#### Brief
From the records below, extract only the lines running from the line with "Output a JSON" to the line with "Decode this image", both lines included, reproducing them exactly.

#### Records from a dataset

——————————

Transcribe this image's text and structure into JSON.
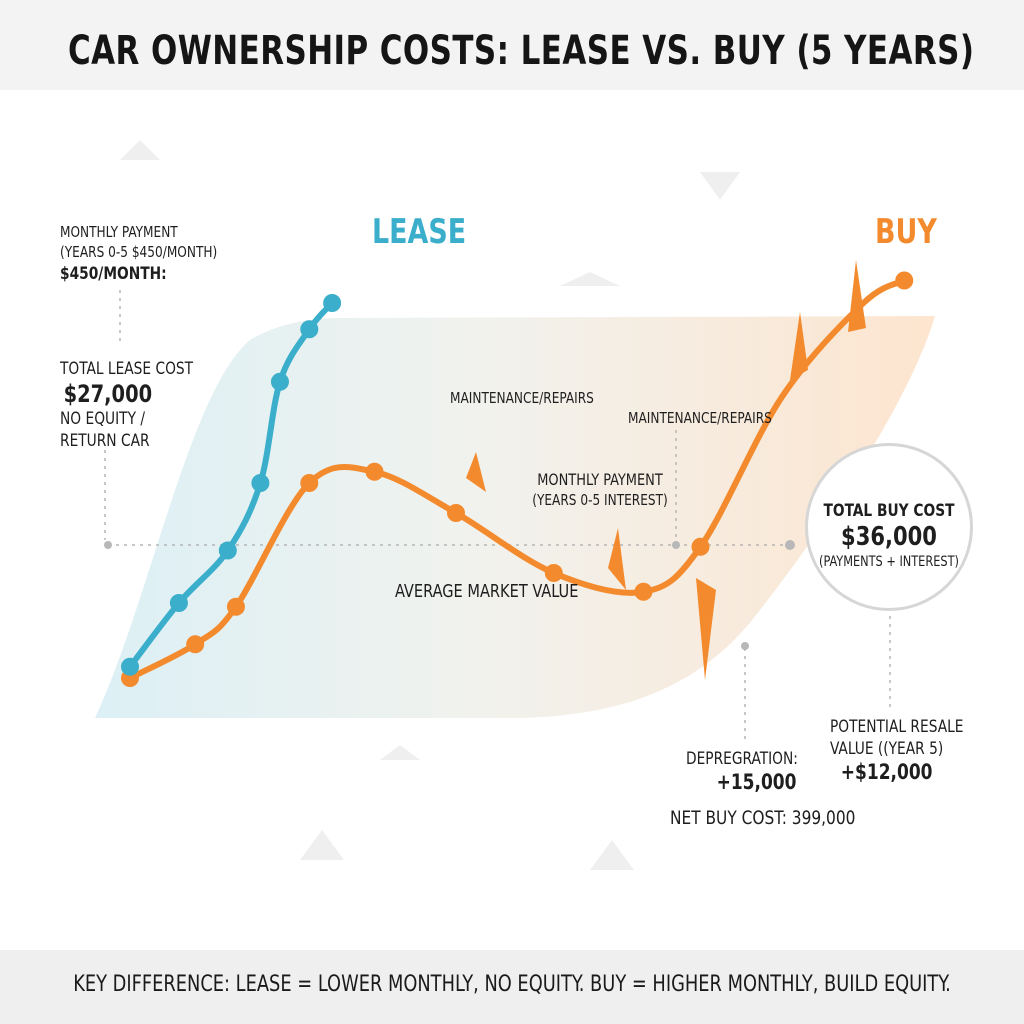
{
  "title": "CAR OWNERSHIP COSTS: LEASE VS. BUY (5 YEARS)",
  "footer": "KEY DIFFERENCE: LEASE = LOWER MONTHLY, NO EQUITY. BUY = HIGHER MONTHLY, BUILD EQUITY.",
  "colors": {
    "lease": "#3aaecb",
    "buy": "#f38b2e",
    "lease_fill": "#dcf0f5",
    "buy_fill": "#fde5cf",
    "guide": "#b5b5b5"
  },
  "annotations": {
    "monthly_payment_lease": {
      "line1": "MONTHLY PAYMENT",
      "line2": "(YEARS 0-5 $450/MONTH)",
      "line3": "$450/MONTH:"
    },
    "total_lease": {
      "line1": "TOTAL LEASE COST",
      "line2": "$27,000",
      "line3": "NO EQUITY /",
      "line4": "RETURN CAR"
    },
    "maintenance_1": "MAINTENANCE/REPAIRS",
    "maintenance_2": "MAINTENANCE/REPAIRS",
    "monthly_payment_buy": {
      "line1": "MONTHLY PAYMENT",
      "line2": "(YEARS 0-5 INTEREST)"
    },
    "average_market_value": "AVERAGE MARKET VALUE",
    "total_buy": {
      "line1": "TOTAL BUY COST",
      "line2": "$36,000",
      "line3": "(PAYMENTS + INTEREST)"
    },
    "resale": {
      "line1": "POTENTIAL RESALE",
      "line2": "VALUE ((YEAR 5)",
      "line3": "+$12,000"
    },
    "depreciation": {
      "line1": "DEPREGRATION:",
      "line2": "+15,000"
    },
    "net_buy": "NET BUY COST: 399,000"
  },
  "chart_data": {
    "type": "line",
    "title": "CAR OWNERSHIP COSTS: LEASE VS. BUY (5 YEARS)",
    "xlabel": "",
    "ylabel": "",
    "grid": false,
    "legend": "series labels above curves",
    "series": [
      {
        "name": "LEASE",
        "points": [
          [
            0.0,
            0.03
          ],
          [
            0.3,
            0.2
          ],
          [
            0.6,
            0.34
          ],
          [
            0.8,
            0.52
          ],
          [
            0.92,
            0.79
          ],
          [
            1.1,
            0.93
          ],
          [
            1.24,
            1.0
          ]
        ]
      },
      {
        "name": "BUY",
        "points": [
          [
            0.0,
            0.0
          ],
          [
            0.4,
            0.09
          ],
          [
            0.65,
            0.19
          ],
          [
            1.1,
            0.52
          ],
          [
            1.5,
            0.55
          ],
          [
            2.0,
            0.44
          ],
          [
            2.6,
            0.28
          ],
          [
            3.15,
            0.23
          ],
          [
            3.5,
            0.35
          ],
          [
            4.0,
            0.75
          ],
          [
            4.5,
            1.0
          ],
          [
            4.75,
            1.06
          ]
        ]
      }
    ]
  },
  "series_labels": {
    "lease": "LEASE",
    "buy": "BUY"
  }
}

——————————

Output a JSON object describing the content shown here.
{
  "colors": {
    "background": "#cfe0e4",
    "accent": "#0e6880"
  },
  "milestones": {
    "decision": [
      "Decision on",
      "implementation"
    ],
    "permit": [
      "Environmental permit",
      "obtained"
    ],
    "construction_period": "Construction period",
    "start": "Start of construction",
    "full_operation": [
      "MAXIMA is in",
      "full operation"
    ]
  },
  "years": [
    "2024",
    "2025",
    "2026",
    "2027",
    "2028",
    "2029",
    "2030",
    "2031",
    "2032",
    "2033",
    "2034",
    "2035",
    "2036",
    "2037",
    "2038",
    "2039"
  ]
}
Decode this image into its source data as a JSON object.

——————————

#### Final answer
Output a JSON object describing the content shown here.
{
  "colors": {
    "background": "#cfe0e4",
    "accent": "#0e6880"
  },
  "milestones": {
    "decision": [
      "Decision on",
      "implementation"
    ],
    "permit": [
      "Environmental permit",
      "obtained"
    ],
    "construction_period": "Construction period",
    "start": "Start of construction",
    "full_operation": [
      "MAXIMA is in",
      "full operation"
    ]
  },
  "years": [
    "2024",
    "2025",
    "2026",
    "2027",
    "2028",
    "2029",
    "2030",
    "2031",
    "2032",
    "2033",
    "2034",
    "2035",
    "2036",
    "2037",
    "2038",
    "2039"
  ]
}
Decode this image into its source data as a JSON object.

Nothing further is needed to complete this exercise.